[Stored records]
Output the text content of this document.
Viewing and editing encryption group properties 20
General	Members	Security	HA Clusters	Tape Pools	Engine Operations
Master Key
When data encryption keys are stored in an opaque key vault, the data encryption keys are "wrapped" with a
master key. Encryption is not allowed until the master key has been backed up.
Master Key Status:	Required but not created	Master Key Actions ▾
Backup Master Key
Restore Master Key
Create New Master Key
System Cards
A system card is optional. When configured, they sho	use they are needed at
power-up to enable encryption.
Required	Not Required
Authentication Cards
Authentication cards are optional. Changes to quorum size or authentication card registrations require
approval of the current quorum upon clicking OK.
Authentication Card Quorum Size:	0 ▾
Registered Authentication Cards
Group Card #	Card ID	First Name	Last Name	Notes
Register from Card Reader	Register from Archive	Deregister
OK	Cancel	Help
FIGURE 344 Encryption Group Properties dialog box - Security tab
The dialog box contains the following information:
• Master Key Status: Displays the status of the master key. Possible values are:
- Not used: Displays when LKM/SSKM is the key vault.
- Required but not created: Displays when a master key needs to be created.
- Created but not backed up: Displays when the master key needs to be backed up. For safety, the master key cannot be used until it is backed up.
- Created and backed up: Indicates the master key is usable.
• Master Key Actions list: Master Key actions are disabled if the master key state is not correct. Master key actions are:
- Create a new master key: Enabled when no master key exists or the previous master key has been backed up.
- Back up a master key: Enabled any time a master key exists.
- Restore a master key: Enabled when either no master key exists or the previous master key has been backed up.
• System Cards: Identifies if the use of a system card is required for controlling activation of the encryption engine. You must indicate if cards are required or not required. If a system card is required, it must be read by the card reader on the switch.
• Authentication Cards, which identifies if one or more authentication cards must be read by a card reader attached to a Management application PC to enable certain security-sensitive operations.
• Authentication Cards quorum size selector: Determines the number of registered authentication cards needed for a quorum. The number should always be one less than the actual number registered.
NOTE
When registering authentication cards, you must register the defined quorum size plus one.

## [REQUIREMENTS]
Find every line in the listing that holds the string "Status", then say how many there are as a bare number.

## [ANSWER TO THIS EXERCISE]
2